GIVEN INSTRUCTION: List each line of the data in which the string "Validation" appears.

RECORDS SHOWN:
◆ ◆ ◆ ◆

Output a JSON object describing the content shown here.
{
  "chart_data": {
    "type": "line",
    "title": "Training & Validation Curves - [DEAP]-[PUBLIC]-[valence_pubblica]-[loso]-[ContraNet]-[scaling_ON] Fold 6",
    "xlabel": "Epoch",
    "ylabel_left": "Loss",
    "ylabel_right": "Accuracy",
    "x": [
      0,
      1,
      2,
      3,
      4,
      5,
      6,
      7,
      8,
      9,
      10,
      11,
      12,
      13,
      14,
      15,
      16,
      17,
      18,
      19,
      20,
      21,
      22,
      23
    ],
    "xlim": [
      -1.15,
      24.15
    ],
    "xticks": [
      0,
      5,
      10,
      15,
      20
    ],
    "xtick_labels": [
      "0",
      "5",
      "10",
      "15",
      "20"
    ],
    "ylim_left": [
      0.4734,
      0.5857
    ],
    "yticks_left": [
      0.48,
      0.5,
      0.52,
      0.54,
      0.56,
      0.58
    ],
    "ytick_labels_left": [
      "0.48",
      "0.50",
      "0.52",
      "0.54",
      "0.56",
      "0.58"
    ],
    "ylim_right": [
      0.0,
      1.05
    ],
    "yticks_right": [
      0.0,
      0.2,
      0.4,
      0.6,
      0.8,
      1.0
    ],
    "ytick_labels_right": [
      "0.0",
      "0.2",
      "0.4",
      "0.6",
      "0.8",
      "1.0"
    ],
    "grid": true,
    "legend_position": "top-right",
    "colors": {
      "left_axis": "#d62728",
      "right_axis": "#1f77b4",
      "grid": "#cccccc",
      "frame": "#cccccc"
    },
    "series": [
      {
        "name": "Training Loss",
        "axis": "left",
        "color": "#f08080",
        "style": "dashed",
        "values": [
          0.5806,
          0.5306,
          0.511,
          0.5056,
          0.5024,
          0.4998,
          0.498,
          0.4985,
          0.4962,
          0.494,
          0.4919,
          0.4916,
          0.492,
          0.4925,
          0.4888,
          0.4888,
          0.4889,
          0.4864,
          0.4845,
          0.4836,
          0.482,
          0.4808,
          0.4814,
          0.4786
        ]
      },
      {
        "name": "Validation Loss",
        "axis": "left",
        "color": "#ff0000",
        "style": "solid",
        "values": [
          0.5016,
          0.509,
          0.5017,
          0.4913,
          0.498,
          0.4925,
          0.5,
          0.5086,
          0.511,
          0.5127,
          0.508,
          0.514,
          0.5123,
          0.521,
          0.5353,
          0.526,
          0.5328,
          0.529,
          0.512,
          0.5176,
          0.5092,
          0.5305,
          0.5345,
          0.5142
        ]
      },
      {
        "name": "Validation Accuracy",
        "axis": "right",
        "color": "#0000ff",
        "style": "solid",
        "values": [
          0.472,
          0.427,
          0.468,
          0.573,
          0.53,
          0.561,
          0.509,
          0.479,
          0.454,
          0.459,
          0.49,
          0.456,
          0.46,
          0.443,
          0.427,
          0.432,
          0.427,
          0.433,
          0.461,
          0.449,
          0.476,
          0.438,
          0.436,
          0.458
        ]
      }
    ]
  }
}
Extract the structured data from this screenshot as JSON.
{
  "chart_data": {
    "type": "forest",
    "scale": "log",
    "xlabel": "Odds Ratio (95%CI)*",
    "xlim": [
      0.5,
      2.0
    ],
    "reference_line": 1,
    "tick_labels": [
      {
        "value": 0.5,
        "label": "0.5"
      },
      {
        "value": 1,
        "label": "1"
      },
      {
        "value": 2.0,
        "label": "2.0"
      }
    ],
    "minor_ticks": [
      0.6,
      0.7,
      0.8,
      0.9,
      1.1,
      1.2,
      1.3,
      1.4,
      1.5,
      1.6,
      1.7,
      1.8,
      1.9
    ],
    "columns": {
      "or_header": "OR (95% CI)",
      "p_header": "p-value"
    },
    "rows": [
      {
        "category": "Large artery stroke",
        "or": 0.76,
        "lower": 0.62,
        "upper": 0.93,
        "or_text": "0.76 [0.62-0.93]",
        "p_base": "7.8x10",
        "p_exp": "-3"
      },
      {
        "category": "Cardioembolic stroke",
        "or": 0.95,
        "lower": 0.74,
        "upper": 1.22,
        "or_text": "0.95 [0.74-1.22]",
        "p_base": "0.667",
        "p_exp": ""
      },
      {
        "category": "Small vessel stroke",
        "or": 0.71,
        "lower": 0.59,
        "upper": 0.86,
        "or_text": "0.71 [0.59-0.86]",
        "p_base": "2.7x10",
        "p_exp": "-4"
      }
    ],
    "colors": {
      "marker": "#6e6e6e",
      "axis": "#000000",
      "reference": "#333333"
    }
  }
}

◆ ◆ ◆ ◆

COMPLETED TASK:
    "title": "Training & Validation Curves - [DEAP]-[PUBLIC]-[valence_pubblica]-[loso]-[ContraNet]-[scaling_ON] Fold 6",
        "name": "Validation Loss",
        "name": "Validation Accuracy",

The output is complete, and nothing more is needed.